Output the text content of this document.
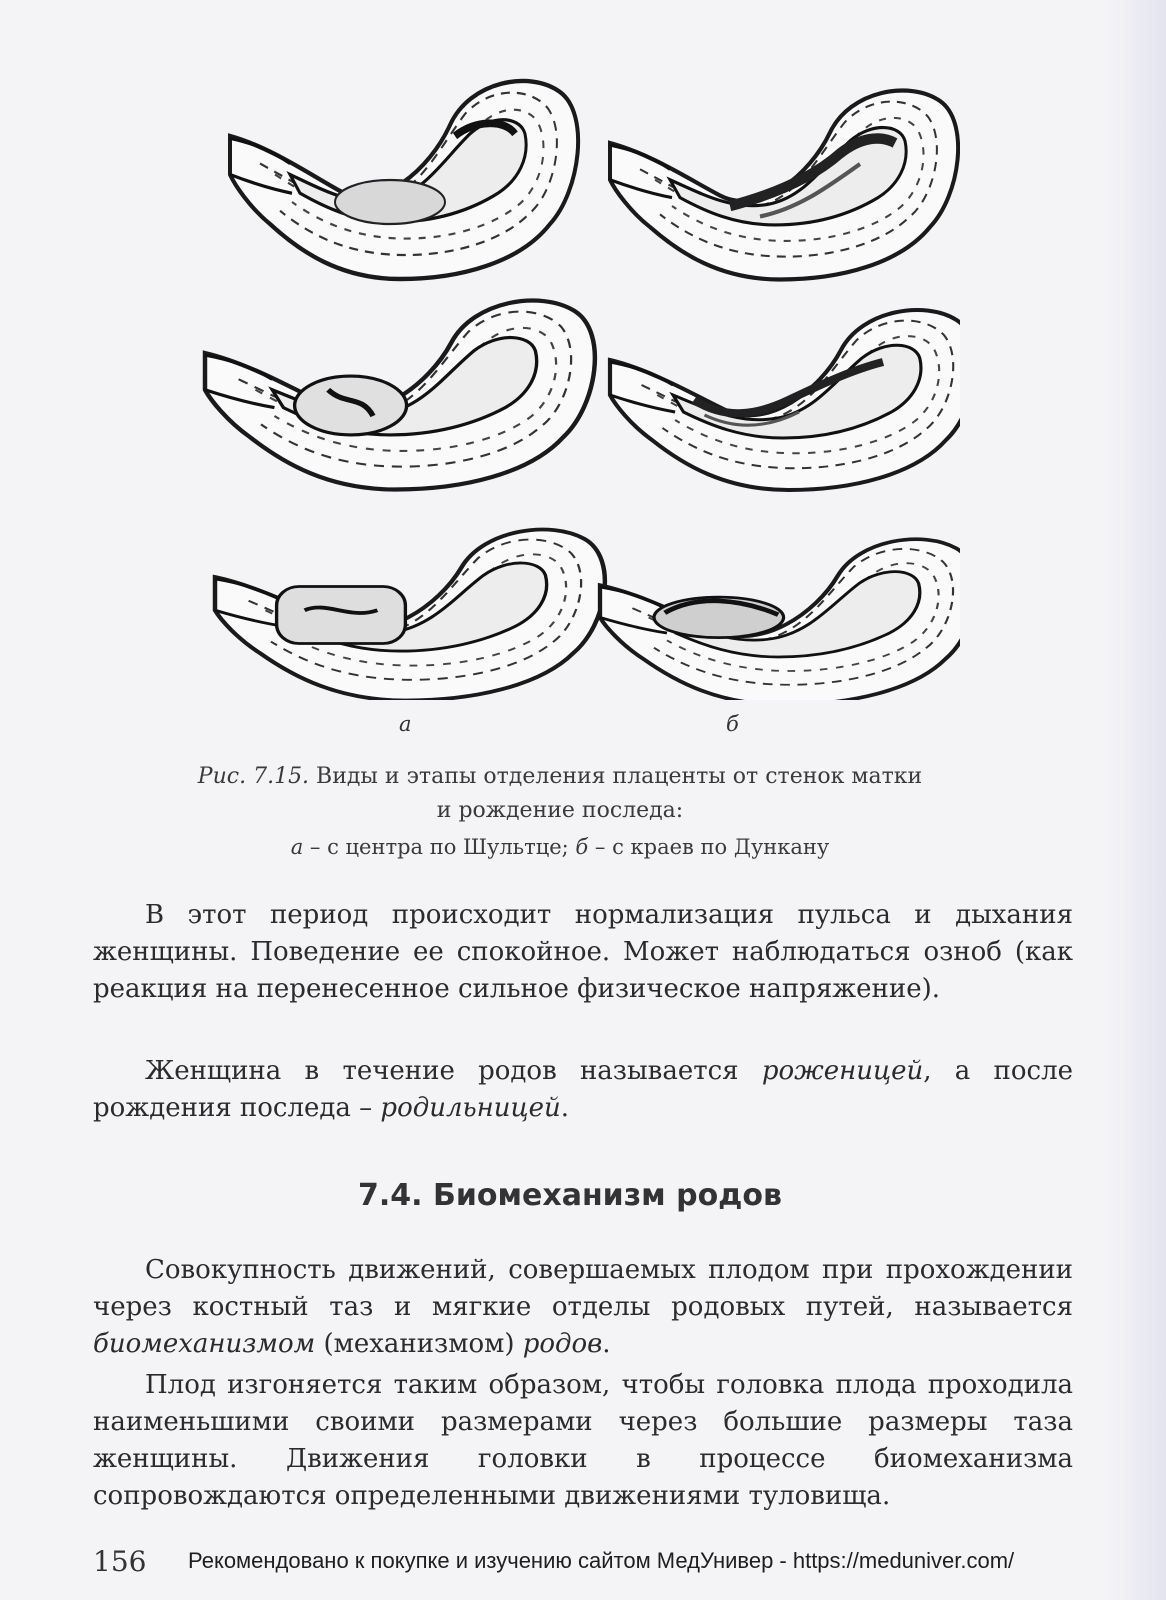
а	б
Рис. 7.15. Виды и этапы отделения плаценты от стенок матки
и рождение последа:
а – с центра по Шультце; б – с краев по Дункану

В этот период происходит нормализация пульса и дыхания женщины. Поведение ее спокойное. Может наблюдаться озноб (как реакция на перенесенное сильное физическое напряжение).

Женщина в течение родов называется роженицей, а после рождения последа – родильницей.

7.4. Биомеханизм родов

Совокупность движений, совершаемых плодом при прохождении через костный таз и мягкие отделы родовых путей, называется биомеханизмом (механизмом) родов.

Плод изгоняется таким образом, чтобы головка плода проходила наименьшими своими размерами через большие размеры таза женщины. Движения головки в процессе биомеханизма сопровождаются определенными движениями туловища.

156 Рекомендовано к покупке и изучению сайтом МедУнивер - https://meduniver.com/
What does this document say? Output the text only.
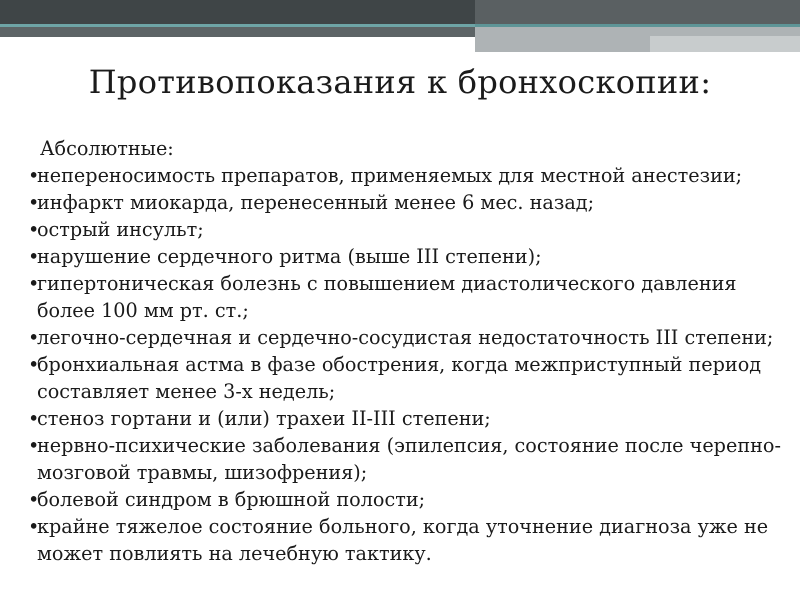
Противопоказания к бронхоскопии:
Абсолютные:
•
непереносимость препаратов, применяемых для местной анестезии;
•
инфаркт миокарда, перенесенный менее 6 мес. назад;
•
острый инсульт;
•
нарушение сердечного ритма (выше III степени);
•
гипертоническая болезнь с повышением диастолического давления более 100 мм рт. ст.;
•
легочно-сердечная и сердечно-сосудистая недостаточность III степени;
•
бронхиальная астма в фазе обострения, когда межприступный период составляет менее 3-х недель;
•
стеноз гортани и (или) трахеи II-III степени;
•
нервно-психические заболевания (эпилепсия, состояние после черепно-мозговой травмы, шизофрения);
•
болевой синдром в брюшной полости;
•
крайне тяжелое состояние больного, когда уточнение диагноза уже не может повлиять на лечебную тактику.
□ □ □ □ □
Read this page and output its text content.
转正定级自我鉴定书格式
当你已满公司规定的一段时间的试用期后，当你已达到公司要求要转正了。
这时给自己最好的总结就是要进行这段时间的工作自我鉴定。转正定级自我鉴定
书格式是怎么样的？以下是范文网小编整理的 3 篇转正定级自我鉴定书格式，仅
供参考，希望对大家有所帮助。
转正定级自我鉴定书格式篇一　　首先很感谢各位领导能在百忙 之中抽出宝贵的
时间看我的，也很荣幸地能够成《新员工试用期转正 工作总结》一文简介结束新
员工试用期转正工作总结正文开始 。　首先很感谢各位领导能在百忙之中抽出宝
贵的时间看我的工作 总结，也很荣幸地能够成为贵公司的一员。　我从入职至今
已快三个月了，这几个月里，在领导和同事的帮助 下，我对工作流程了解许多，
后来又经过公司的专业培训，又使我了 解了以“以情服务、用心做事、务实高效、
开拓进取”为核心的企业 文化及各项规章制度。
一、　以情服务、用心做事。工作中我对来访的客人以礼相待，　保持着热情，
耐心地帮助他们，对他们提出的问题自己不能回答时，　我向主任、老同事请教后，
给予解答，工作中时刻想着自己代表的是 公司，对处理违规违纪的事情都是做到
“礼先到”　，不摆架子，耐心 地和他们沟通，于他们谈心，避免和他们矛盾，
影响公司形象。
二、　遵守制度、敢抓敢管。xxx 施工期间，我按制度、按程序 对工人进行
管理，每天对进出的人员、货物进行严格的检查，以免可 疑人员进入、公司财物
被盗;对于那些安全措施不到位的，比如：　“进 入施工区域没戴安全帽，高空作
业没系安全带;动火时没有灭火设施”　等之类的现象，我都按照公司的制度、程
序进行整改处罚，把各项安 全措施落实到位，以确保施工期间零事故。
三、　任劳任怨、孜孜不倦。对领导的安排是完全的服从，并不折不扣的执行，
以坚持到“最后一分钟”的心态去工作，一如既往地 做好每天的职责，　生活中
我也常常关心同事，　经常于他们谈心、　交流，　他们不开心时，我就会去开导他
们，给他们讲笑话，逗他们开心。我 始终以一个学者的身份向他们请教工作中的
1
□ □ □ □ □
_Given problem_
Pick out and copy the lines of the material that include the word "называется".

_Final result_
Женщина в течение родов называется роженицей, а после рождения последа – родильницей.
Совокупность движений, совершаемых плодом при прохождении через костный таз и мягкие отделы родовых путей, называется биомеханизмом (механизмом) родов.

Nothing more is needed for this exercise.